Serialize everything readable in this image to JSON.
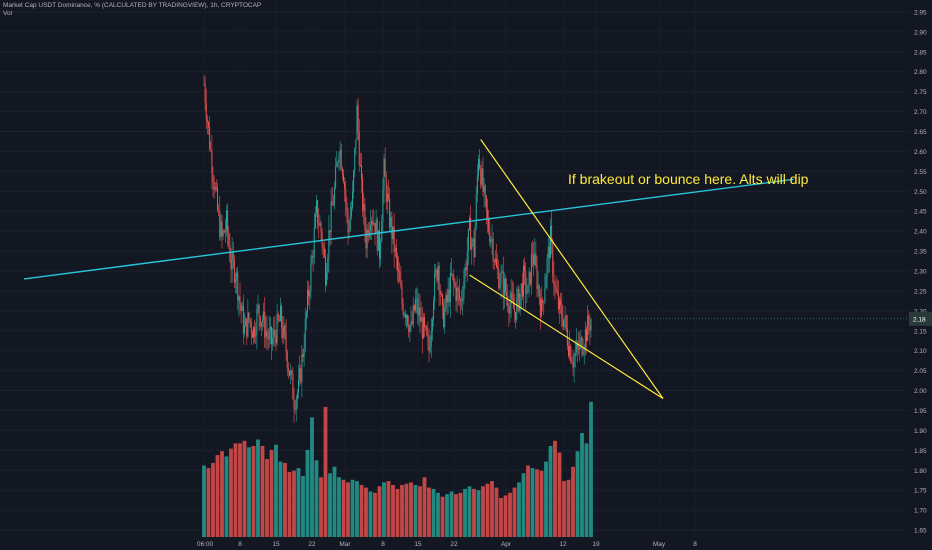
{
  "header": {
    "title": "Market Cap USDT Dominance, % (CALCULATED BY TRADINGVIEW), 1h, CRYPTOCAP",
    "volume_label": "Vol"
  },
  "annotation": "If brakeout or bounce here. Alts will dip",
  "last_price": "2.18",
  "colors": {
    "background": "#131722",
    "up": "#26a69a",
    "down": "#ef5350",
    "trendline": "#26c6da",
    "wedge": "#ffeb3b",
    "annotation": "#ffeb3b",
    "axis_text": "#b2b5be",
    "price_tag": "#2a3a3a"
  },
  "chart_data": {
    "type": "candlestick",
    "x_ticks": [
      "06:00",
      "8",
      "15",
      "22",
      "Mar",
      "8",
      "15",
      "22",
      "Apr",
      "12",
      "19",
      "May",
      "8"
    ],
    "y_ticks": [
      "1.65",
      "1.70",
      "1.75",
      "1.80",
      "1.85",
      "1.90",
      "1.95",
      "2.00",
      "2.05",
      "2.10",
      "2.15",
      "2.20",
      "2.25",
      "2.30",
      "2.35",
      "2.40",
      "2.45",
      "2.50",
      "2.55",
      "2.60",
      "2.65",
      "2.70",
      "2.75",
      "2.80",
      "2.85",
      "2.90",
      "2.95"
    ],
    "y_range": [
      1.63,
      2.98
    ],
    "price_path": [
      [
        0,
        2.77
      ],
      [
        1,
        2.65
      ],
      [
        2,
        2.55
      ],
      [
        3,
        2.45
      ],
      [
        4,
        2.38
      ],
      [
        5,
        2.42
      ],
      [
        6,
        2.32
      ],
      [
        7,
        2.3
      ],
      [
        8,
        2.22
      ],
      [
        9,
        2.15
      ],
      [
        10,
        2.18
      ],
      [
        11,
        2.15
      ],
      [
        12,
        2.2
      ],
      [
        13,
        2.18
      ],
      [
        14,
        2.14
      ],
      [
        15,
        2.12
      ],
      [
        16,
        2.15
      ],
      [
        17,
        2.18
      ],
      [
        18,
        2.12
      ],
      [
        19,
        2.05
      ],
      [
        20,
        1.98
      ],
      [
        21,
        2.0
      ],
      [
        22,
        2.1
      ],
      [
        23,
        2.22
      ],
      [
        24,
        2.33
      ],
      [
        25,
        2.45
      ],
      [
        26,
        2.4
      ],
      [
        27,
        2.3
      ],
      [
        28,
        2.42
      ],
      [
        29,
        2.5
      ],
      [
        30,
        2.62
      ],
      [
        31,
        2.55
      ],
      [
        32,
        2.4
      ],
      [
        33,
        2.48
      ],
      [
        34,
        2.7
      ],
      [
        35,
        2.5
      ],
      [
        36,
        2.38
      ],
      [
        37,
        2.45
      ],
      [
        38,
        2.42
      ],
      [
        39,
        2.35
      ],
      [
        40,
        2.55
      ],
      [
        41,
        2.45
      ],
      [
        42,
        2.38
      ],
      [
        43,
        2.3
      ],
      [
        44,
        2.22
      ],
      [
        45,
        2.2
      ],
      [
        46,
        2.15
      ],
      [
        47,
        2.22
      ],
      [
        48,
        2.18
      ],
      [
        49,
        2.14
      ],
      [
        50,
        2.1
      ],
      [
        51,
        2.25
      ],
      [
        52,
        2.32
      ],
      [
        53,
        2.18
      ],
      [
        54,
        2.22
      ],
      [
        55,
        2.28
      ],
      [
        56,
        2.25
      ],
      [
        57,
        2.22
      ],
      [
        58,
        2.3
      ],
      [
        59,
        2.4
      ],
      [
        60,
        2.35
      ],
      [
        61,
        2.6
      ],
      [
        62,
        2.5
      ],
      [
        63,
        2.42
      ],
      [
        64,
        2.38
      ],
      [
        65,
        2.3
      ],
      [
        66,
        2.28
      ],
      [
        67,
        2.25
      ],
      [
        68,
        2.22
      ],
      [
        69,
        2.2
      ],
      [
        70,
        2.23
      ],
      [
        71,
        2.28
      ],
      [
        72,
        2.24
      ],
      [
        73,
        2.35
      ],
      [
        74,
        2.28
      ],
      [
        75,
        2.2
      ],
      [
        76,
        2.3
      ],
      [
        77,
        2.38
      ],
      [
        78,
        2.25
      ],
      [
        79,
        2.2
      ],
      [
        80,
        2.18
      ],
      [
        81,
        2.12
      ],
      [
        82,
        2.08
      ],
      [
        83,
        2.1
      ],
      [
        84,
        2.12
      ],
      [
        85,
        2.15
      ],
      [
        86,
        2.18
      ]
    ],
    "volume": [
      0.55,
      0.53,
      0.57,
      0.63,
      0.66,
      0.62,
      0.68,
      0.72,
      0.72,
      0.74,
      0.69,
      0.7,
      0.75,
      0.7,
      0.6,
      0.67,
      0.71,
      0.58,
      0.57,
      0.5,
      0.51,
      0.53,
      0.47,
      0.67,
      0.92,
      0.59,
      0.46,
      1.0,
      0.49,
      0.54,
      0.46,
      0.44,
      0.42,
      0.44,
      0.43,
      0.4,
      0.38,
      0.35,
      0.34,
      0.39,
      0.42,
      0.43,
      0.4,
      0.37,
      0.4,
      0.41,
      0.42,
      0.4,
      0.39,
      0.46,
      0.38,
      0.37,
      0.34,
      0.31,
      0.33,
      0.35,
      0.33,
      0.34,
      0.37,
      0.39,
      0.37,
      0.36,
      0.39,
      0.41,
      0.43,
      0.38,
      0.3,
      0.32,
      0.34,
      0.38,
      0.42,
      0.49,
      0.55,
      0.53,
      0.52,
      0.51,
      0.58,
      0.7,
      0.74,
      0.65,
      0.43,
      0.44,
      0.54,
      0.66,
      0.8,
      0.72,
      1.04
    ],
    "overlays": [
      {
        "type": "trendline",
        "name": "",
        "points": [
          [
            -40,
            2.28
          ],
          [
            131,
            2.53
          ]
        ]
      },
      {
        "type": "wedge-upper",
        "name": "",
        "points": [
          [
            61.5,
            2.63
          ],
          [
            102,
            1.98
          ]
        ]
      },
      {
        "type": "wedge-lower",
        "name": "",
        "points": [
          [
            59,
            2.29
          ],
          [
            102,
            1.98
          ]
        ]
      }
    ]
  }
}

********

■ EXERCISE INSTRUCTIONS
All of the material above is to be copied exactly, except for its images.

■ COMPLETED EXERCISE
Serialize everything readable in this image to JSON.
{
  "header": {
    "title": "Market Cap USDT Dominance, % (CALCULATED BY TRADINGVIEW), 1h, CRYPTOCAP",
    "volume_label": "Vol"
  },
  "annotation": "If brakeout or bounce here. Alts will dip",
  "last_price": "2.18",
  "colors": {
    "background": "#131722",
    "up": "#26a69a",
    "down": "#ef5350",
    "trendline": "#26c6da",
    "wedge": "#ffeb3b",
    "annotation": "#ffeb3b",
    "axis_text": "#b2b5be",
    "price_tag": "#2a3a3a"
  },
  "chart_data": {
    "type": "candlestick",
    "x_ticks": [
      "06:00",
      "8",
      "15",
      "22",
      "Mar",
      "8",
      "15",
      "22",
      "Apr",
      "12",
      "19",
      "May",
      "8"
    ],
    "y_ticks": [
      "1.65",
      "1.70",
      "1.75",
      "1.80",
      "1.85",
      "1.90",
      "1.95",
      "2.00",
      "2.05",
      "2.10",
      "2.15",
      "2.20",
      "2.25",
      "2.30",
      "2.35",
      "2.40",
      "2.45",
      "2.50",
      "2.55",
      "2.60",
      "2.65",
      "2.70",
      "2.75",
      "2.80",
      "2.85",
      "2.90",
      "2.95"
    ],
    "y_range": [
      1.63,
      2.98
    ],
    "price_path": [
      [
        0,
        2.77
      ],
      [
        1,
        2.65
      ],
      [
        2,
        2.55
      ],
      [
        3,
        2.45
      ],
      [
        4,
        2.38
      ],
      [
        5,
        2.42
      ],
      [
        6,
        2.32
      ],
      [
        7,
        2.3
      ],
      [
        8,
        2.22
      ],
      [
        9,
        2.15
      ],
      [
        10,
        2.18
      ],
      [
        11,
        2.15
      ],
      [
        12,
        2.2
      ],
      [
        13,
        2.18
      ],
      [
        14,
        2.14
      ],
      [
        15,
        2.12
      ],
      [
        16,
        2.15
      ],
      [
        17,
        2.18
      ],
      [
        18,
        2.12
      ],
      [
        19,
        2.05
      ],
      [
        20,
        1.98
      ],
      [
        21,
        2.0
      ],
      [
        22,
        2.1
      ],
      [
        23,
        2.22
      ],
      [
        24,
        2.33
      ],
      [
        25,
        2.45
      ],
      [
        26,
        2.4
      ],
      [
        27,
        2.3
      ],
      [
        28,
        2.42
      ],
      [
        29,
        2.5
      ],
      [
        30,
        2.62
      ],
      [
        31,
        2.55
      ],
      [
        32,
        2.4
      ],
      [
        33,
        2.48
      ],
      [
        34,
        2.7
      ],
      [
        35,
        2.5
      ],
      [
        36,
        2.38
      ],
      [
        37,
        2.45
      ],
      [
        38,
        2.42
      ],
      [
        39,
        2.35
      ],
      [
        40,
        2.55
      ],
      [
        41,
        2.45
      ],
      [
        42,
        2.38
      ],
      [
        43,
        2.3
      ],
      [
        44,
        2.22
      ],
      [
        45,
        2.2
      ],
      [
        46,
        2.15
      ],
      [
        47,
        2.22
      ],
      [
        48,
        2.18
      ],
      [
        49,
        2.14
      ],
      [
        50,
        2.1
      ],
      [
        51,
        2.25
      ],
      [
        52,
        2.32
      ],
      [
        53,
        2.18
      ],
      [
        54,
        2.22
      ],
      [
        55,
        2.28
      ],
      [
        56,
        2.25
      ],
      [
        57,
        2.22
      ],
      [
        58,
        2.3
      ],
      [
        59,
        2.4
      ],
      [
        60,
        2.35
      ],
      [
        61,
        2.6
      ],
      [
        62,
        2.5
      ],
      [
        63,
        2.42
      ],
      [
        64,
        2.38
      ],
      [
        65,
        2.3
      ],
      [
        66,
        2.28
      ],
      [
        67,
        2.25
      ],
      [
        68,
        2.22
      ],
      [
        69,
        2.2
      ],
      [
        70,
        2.23
      ],
      [
        71,
        2.28
      ],
      [
        72,
        2.24
      ],
      [
        73,
        2.35
      ],
      [
        74,
        2.28
      ],
      [
        75,
        2.2
      ],
      [
        76,
        2.3
      ],
      [
        77,
        2.38
      ],
      [
        78,
        2.25
      ],
      [
        79,
        2.2
      ],
      [
        80,
        2.18
      ],
      [
        81,
        2.12
      ],
      [
        82,
        2.08
      ],
      [
        83,
        2.1
      ],
      [
        84,
        2.12
      ],
      [
        85,
        2.15
      ],
      [
        86,
        2.18
      ]
    ],
    "volume": [
      0.55,
      0.53,
      0.57,
      0.63,
      0.66,
      0.62,
      0.68,
      0.72,
      0.72,
      0.74,
      0.69,
      0.7,
      0.75,
      0.7,
      0.6,
      0.67,
      0.71,
      0.58,
      0.57,
      0.5,
      0.51,
      0.53,
      0.47,
      0.67,
      0.92,
      0.59,
      0.46,
      1.0,
      0.49,
      0.54,
      0.46,
      0.44,
      0.42,
      0.44,
      0.43,
      0.4,
      0.38,
      0.35,
      0.34,
      0.39,
      0.42,
      0.43,
      0.4,
      0.37,
      0.4,
      0.41,
      0.42,
      0.4,
      0.39,
      0.46,
      0.38,
      0.37,
      0.34,
      0.31,
      0.33,
      0.35,
      0.33,
      0.34,
      0.37,
      0.39,
      0.37,
      0.36,
      0.39,
      0.41,
      0.43,
      0.38,
      0.3,
      0.32,
      0.34,
      0.38,
      0.42,
      0.49,
      0.55,
      0.53,
      0.52,
      0.51,
      0.58,
      0.7,
      0.74,
      0.65,
      0.43,
      0.44,
      0.54,
      0.66,
      0.8,
      0.72,
      1.04
    ],
    "overlays": [
      {
        "type": "trendline",
        "name": "",
        "points": [
          [
            -40,
            2.28
          ],
          [
            131,
            2.53
          ]
        ]
      },
      {
        "type": "wedge-upper",
        "name": "",
        "points": [
          [
            61.5,
            2.63
          ],
          [
            102,
            1.98
          ]
        ]
      },
      {
        "type": "wedge-lower",
        "name": "",
        "points": [
          [
            59,
            2.29
          ],
          [
            102,
            1.98
          ]
        ]
      }
    ]
  }
}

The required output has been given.